■ **Exercise goal**: Reproduce the listing exactly and skip over any pictures.

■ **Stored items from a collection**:
☆ ☆ ☆ ☆ ☆

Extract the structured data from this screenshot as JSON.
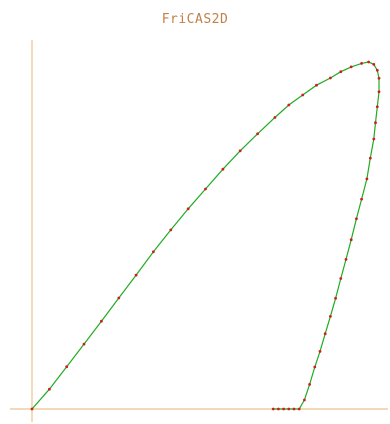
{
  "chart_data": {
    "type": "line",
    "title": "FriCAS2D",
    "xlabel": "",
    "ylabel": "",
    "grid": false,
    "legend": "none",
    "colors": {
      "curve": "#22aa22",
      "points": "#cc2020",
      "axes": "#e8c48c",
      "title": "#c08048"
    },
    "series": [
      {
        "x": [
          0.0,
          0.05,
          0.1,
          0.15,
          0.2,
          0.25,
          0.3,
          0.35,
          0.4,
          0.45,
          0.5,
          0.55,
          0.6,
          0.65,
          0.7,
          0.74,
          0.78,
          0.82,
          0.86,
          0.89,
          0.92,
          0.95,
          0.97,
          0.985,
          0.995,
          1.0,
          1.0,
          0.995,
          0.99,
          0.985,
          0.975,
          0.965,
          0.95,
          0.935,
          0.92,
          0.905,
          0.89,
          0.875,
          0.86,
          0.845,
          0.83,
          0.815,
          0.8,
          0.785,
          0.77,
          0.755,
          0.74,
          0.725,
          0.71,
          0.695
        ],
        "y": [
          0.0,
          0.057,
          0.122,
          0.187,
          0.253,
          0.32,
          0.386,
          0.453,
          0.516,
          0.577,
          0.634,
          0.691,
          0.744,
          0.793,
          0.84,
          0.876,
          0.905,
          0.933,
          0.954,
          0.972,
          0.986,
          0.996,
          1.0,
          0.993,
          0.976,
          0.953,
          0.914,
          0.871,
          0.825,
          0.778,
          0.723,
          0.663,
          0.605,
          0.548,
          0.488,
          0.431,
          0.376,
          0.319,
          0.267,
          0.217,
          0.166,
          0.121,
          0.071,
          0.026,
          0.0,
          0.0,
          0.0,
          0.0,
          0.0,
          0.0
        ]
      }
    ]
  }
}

☆ ☆ ☆ ☆ ☆

■ **The completed task**:
Extract the structured data from this screenshot as JSON.
{
  "chart_data": {
    "type": "line",
    "title": "FriCAS2D",
    "xlabel": "",
    "ylabel": "",
    "grid": false,
    "legend": "none",
    "colors": {
      "curve": "#22aa22",
      "points": "#cc2020",
      "axes": "#e8c48c",
      "title": "#c08048"
    },
    "series": [
      {
        "x": [
          0.0,
          0.05,
          0.1,
          0.15,
          0.2,
          0.25,
          0.3,
          0.35,
          0.4,
          0.45,
          0.5,
          0.55,
          0.6,
          0.65,
          0.7,
          0.74,
          0.78,
          0.82,
          0.86,
          0.89,
          0.92,
          0.95,
          0.97,
          0.985,
          0.995,
          1.0,
          1.0,
          0.995,
          0.99,
          0.985,
          0.975,
          0.965,
          0.95,
          0.935,
          0.92,
          0.905,
          0.89,
          0.875,
          0.86,
          0.845,
          0.83,
          0.815,
          0.8,
          0.785,
          0.77,
          0.755,
          0.74,
          0.725,
          0.71,
          0.695
        ],
        "y": [
          0.0,
          0.057,
          0.122,
          0.187,
          0.253,
          0.32,
          0.386,
          0.453,
          0.516,
          0.577,
          0.634,
          0.691,
          0.744,
          0.793,
          0.84,
          0.876,
          0.905,
          0.933,
          0.954,
          0.972,
          0.986,
          0.996,
          1.0,
          0.993,
          0.976,
          0.953,
          0.914,
          0.871,
          0.825,
          0.778,
          0.723,
          0.663,
          0.605,
          0.548,
          0.488,
          0.431,
          0.376,
          0.319,
          0.267,
          0.217,
          0.166,
          0.121,
          0.071,
          0.026,
          0.0,
          0.0,
          0.0,
          0.0,
          0.0,
          0.0
        ]
      }
    ]
  }
}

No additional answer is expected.